Start Data for this exercise
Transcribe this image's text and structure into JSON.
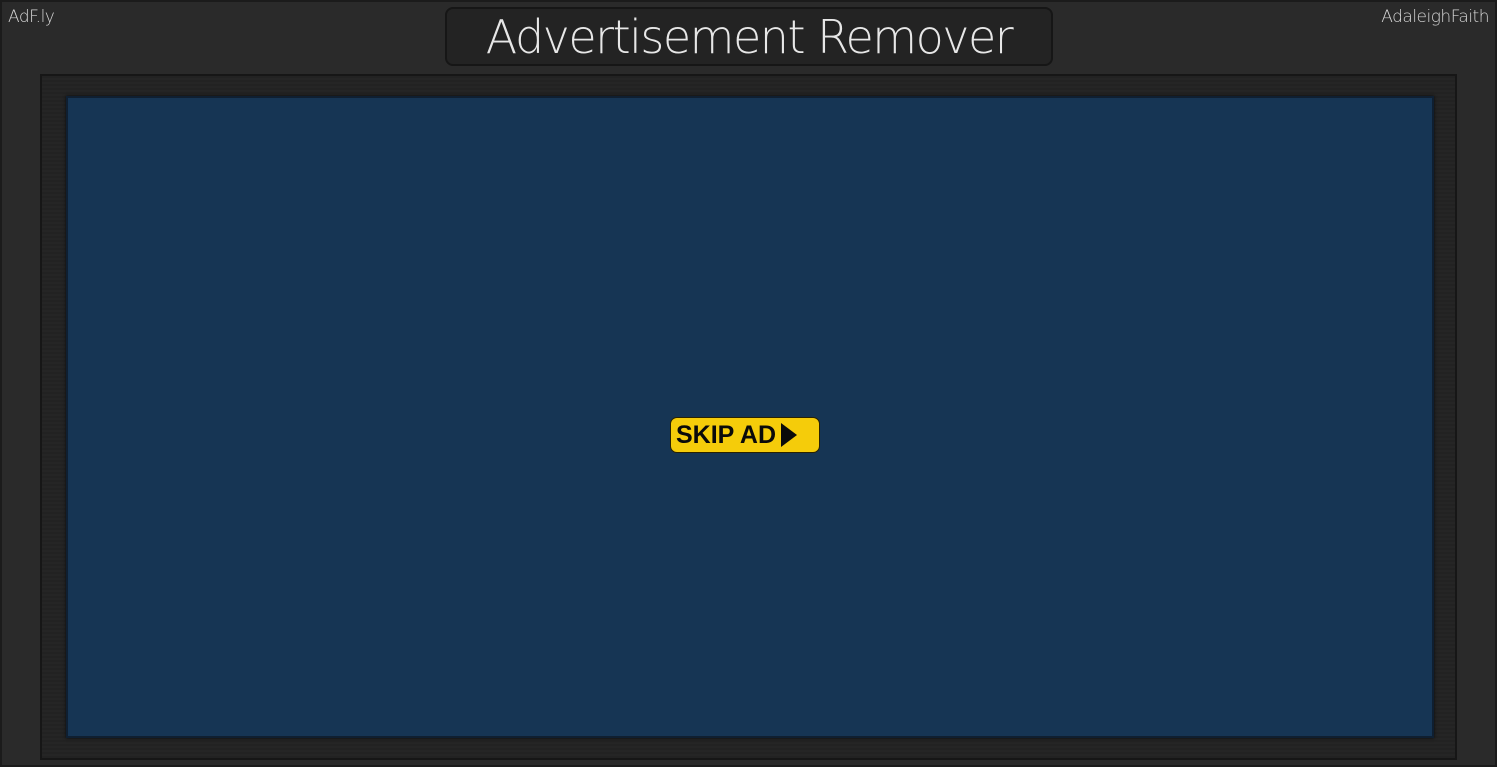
{
  "header": {
    "left_label": "AdF.ly",
    "right_label": "AdaleighFaith",
    "title": "Advertisement Remover"
  },
  "ad": {
    "skip_label": "SKIP AD",
    "skip_icon": "play-icon"
  },
  "colors": {
    "background": "#2a2a2a",
    "ad_area": "#163554",
    "skip_button": "#f5cc0a"
  }
}
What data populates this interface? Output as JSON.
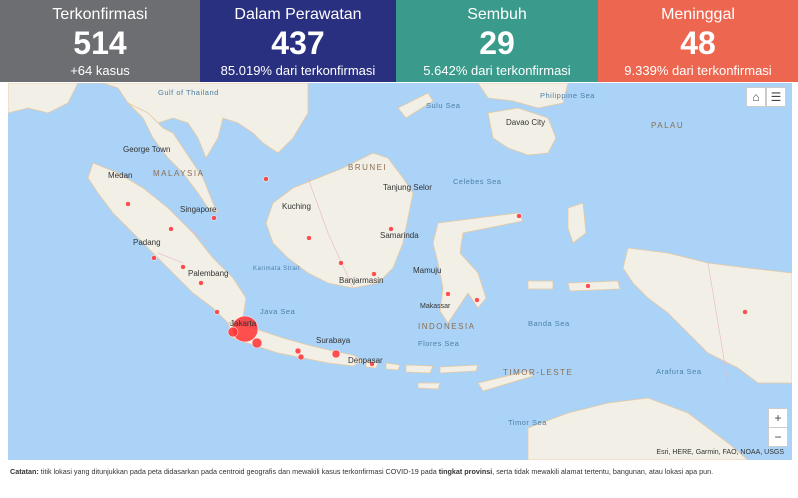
{
  "stats": [
    {
      "label": "Terkonfirmasi",
      "value": "514",
      "sub": "+64 kasus",
      "color": "#6d6e71"
    },
    {
      "label": "Dalam Perawatan",
      "value": "437",
      "sub": "85.019% dari terkonfirmasi",
      "color": "#2a3080"
    },
    {
      "label": "Sembuh",
      "value": "29",
      "sub": "5.642% dari terkonfirmasi",
      "color": "#3a9b8c"
    },
    {
      "label": "Meninggal",
      "value": "48",
      "sub": "9.339% dari terkonfirmasi",
      "color": "#ec6650"
    }
  ],
  "map": {
    "cities": [
      "Medan",
      "George Town",
      "Singapore",
      "Padang",
      "Palembang",
      "Jakarta",
      "Surabaya",
      "Denpasar",
      "Kuching",
      "Samarinda",
      "Banjarmasin",
      "Makassar",
      "Mamuju",
      "Davao City",
      "Tanjung Selor"
    ],
    "countries": [
      "MALAYSIA",
      "BRUNEI",
      "INDONESIA",
      "TIMOR-LESTE",
      "PALAU"
    ],
    "seas": [
      "Gulf of Thailand",
      "Sulu Sea",
      "Philippine Sea",
      "Celebes Sea",
      "Java Sea",
      "Flores Sea",
      "Banda Sea",
      "Arafura Sea",
      "Timor Sea",
      "Karimata Strait"
    ],
    "attribution": "Esri, HERE, Garmin, FAO, NOAA, USGS",
    "controls": {
      "zoom_in": "+",
      "zoom_out": "−",
      "home": "⌂",
      "list": "☰"
    },
    "marker_color": "#ff3333"
  },
  "note": {
    "prefix": "Catatan:",
    "text1": " titik lokasi yang ditunjukkan pada peta didasarkan pada centroid geografis dan mewakili kasus terkonfirmasi COVID-19 pada ",
    "bold": "tingkat provinsi",
    "text2": ", serta tidak mewakili alamat tertentu, bangunan, atau lokasi apa pun."
  }
}
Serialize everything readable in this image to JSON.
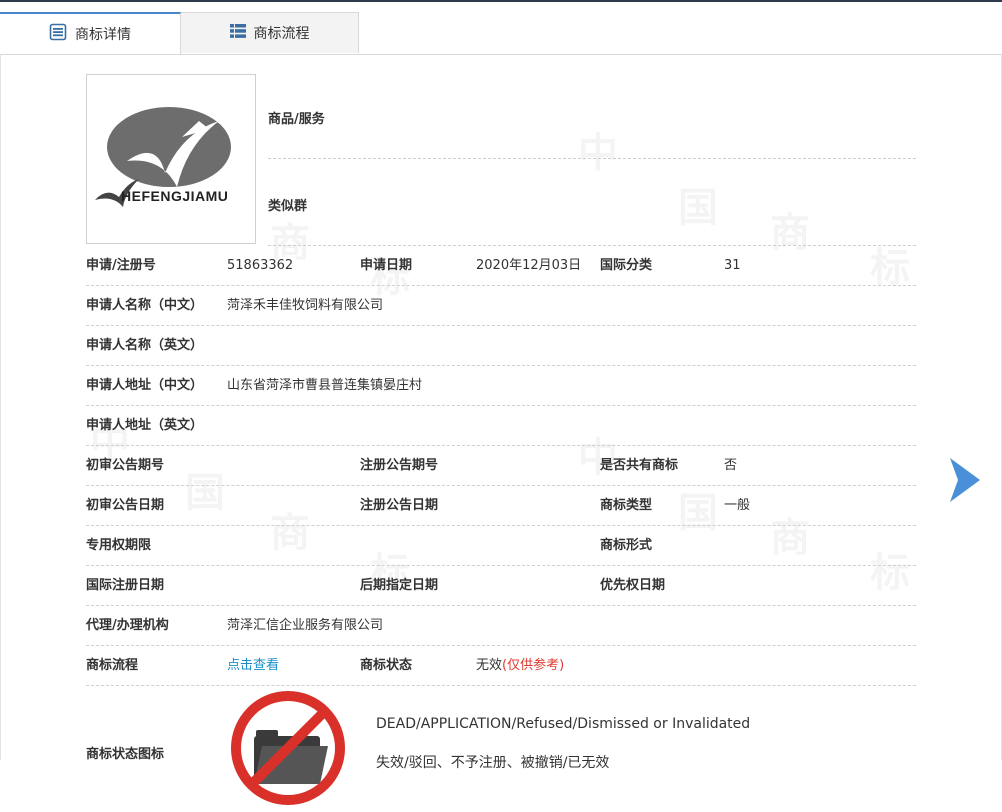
End Data for this exercise
Short problem
Write out every entry again word for word, without any of the pictures.

Response for this exercise
Transcribe this image's text and structure into JSON.
{
  "header": {
    "left_label": "AdF.ly",
    "right_label": "AdaleighFaith",
    "title": "Advertisement Remover"
  },
  "ad": {
    "skip_label": "SKIP AD",
    "skip_icon": "play-icon"
  },
  "colors": {
    "background": "#2a2a2a",
    "ad_area": "#163554",
    "skip_button": "#f5cc0a"
  }
}
What data populates this interface? Output as JSON.
{
  "stats": [
    {
      "label": "Terkonfirmasi",
      "value": "514",
      "sub": "+64 kasus",
      "color": "#6d6e71"
    },
    {
      "label": "Dalam Perawatan",
      "value": "437",
      "sub": "85.019% dari terkonfirmasi",
      "color": "#2a3080"
    },
    {
      "label": "Sembuh",
      "value": "29",
      "sub": "5.642% dari terkonfirmasi",
      "color": "#3a9b8c"
    },
    {
      "label": "Meninggal",
      "value": "48",
      "sub": "9.339% dari terkonfirmasi",
      "color": "#ec6650"
    }
  ],
  "map": {
    "cities": [
      "Medan",
      "George Town",
      "Singapore",
      "Padang",
      "Palembang",
      "Jakarta",
      "Surabaya",
      "Denpasar",
      "Kuching",
      "Samarinda",
      "Banjarmasin",
      "Makassar",
      "Mamuju",
      "Davao City",
      "Tanjung Selor"
    ],
    "countries": [
      "MALAYSIA",
      "BRUNEI",
      "INDONESIA",
      "TIMOR-LESTE",
      "PALAU"
    ],
    "seas": [
      "Gulf of Thailand",
      "Sulu Sea",
      "Philippine Sea",
      "Celebes Sea",
      "Java Sea",
      "Flores Sea",
      "Banda Sea",
      "Arafura Sea",
      "Timor Sea",
      "Karimata Strait"
    ],
    "attribution": "Esri, HERE, Garmin, FAO, NOAA, USGS",
    "controls": {
      "zoom_in": "+",
      "zoom_out": "−",
      "home": "⌂",
      "list": "☰"
    },
    "marker_color": "#ff3333"
  },
  "note": {
    "prefix": "Catatan:",
    "text1": " titik lokasi yang ditunjukkan pada peta didasarkan pada centroid geografis dan mewakili kasus terkonfirmasi COVID-19 pada ",
    "bold": "tingkat provinsi",
    "text2": ", serta tidak mewakili alamat tertentu, bangunan, atau lokasi apa pun."
  }
}
Serialize everything readable in this image to JSON.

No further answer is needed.